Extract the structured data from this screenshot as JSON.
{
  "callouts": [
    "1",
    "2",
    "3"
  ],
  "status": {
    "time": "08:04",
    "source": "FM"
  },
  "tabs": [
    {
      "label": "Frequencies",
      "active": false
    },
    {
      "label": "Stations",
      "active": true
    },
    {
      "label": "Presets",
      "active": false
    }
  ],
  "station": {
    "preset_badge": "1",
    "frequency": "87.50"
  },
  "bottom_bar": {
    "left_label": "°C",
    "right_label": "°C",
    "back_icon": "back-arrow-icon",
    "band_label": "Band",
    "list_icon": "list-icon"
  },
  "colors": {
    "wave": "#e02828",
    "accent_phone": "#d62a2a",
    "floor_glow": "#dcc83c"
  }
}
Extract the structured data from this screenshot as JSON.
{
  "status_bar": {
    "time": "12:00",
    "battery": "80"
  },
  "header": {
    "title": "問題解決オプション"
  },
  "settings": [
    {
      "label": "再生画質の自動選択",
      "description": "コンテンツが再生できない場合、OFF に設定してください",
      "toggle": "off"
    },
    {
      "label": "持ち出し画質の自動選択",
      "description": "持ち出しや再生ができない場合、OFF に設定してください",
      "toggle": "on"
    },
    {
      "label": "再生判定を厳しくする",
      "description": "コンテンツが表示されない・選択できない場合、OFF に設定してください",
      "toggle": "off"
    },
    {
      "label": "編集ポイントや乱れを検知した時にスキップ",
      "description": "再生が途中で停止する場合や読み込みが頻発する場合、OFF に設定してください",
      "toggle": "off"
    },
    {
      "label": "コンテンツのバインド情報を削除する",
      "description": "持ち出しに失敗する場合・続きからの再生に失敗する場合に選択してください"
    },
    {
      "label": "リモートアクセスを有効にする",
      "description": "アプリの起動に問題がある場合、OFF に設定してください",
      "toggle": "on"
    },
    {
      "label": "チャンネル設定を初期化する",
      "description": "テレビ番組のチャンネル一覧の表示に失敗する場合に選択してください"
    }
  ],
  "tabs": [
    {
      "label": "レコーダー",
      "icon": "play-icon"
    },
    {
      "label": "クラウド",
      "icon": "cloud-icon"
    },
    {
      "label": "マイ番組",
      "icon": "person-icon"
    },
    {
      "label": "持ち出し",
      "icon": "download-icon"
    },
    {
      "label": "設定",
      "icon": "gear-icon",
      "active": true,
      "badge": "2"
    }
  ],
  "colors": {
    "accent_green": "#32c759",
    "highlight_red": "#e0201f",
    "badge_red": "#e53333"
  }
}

++++++

- EXERCISE DETAILS -
Transcribe all entries exactly as they are given.

- THE RESULT -
Extract the structured data from this screenshot as JSON.
{
  "callouts": [
    "1",
    "2",
    "3"
  ],
  "status": {
    "time": "08:04",
    "source": "FM"
  },
  "tabs": [
    {
      "label": "Frequencies",
      "active": false
    },
    {
      "label": "Stations",
      "active": true
    },
    {
      "label": "Presets",
      "active": false
    }
  ],
  "station": {
    "preset_badge": "1",
    "frequency": "87.50"
  },
  "bottom_bar": {
    "left_label": "°C",
    "right_label": "°C",
    "back_icon": "back-arrow-icon",
    "band_label": "Band",
    "list_icon": "list-icon"
  },
  "colors": {
    "wave": "#e02828",
    "accent_phone": "#d62a2a",
    "floor_glow": "#dcc83c"
  }
}
Extract the structured data from this screenshot as JSON.
{
  "status_bar": {
    "time": "12:00",
    "battery": "80"
  },
  "header": {
    "title": "問題解決オプション"
  },
  "settings": [
    {
      "label": "再生画質の自動選択",
      "description": "コンテンツが再生できない場合、OFF に設定してください",
      "toggle": "off"
    },
    {
      "label": "持ち出し画質の自動選択",
      "description": "持ち出しや再生ができない場合、OFF に設定してください",
      "toggle": "on"
    },
    {
      "label": "再生判定を厳しくする",
      "description": "コンテンツが表示されない・選択できない場合、OFF に設定してください",
      "toggle": "off"
    },
    {
      "label": "編集ポイントや乱れを検知した時にスキップ",
      "description": "再生が途中で停止する場合や読み込みが頻発する場合、OFF に設定してください",
      "toggle": "off"
    },
    {
      "label": "コンテンツのバインド情報を削除する",
      "description": "持ち出しに失敗する場合・続きからの再生に失敗する場合に選択してください"
    },
    {
      "label": "リモートアクセスを有効にする",
      "description": "アプリの起動に問題がある場合、OFF に設定してください",
      "toggle": "on"
    },
    {
      "label": "チャンネル設定を初期化する",
      "description": "テレビ番組のチャンネル一覧の表示に失敗する場合に選択してください"
    }
  ],
  "tabs": [
    {
      "label": "レコーダー",
      "icon": "play-icon"
    },
    {
      "label": "クラウド",
      "icon": "cloud-icon"
    },
    {
      "label": "マイ番組",
      "icon": "person-icon"
    },
    {
      "label": "持ち出し",
      "icon": "download-icon"
    },
    {
      "label": "設定",
      "icon": "gear-icon",
      "active": true,
      "badge": "2"
    }
  ],
  "colors": {
    "accent_green": "#32c759",
    "highlight_red": "#e0201f",
    "badge_red": "#e53333"
  }
}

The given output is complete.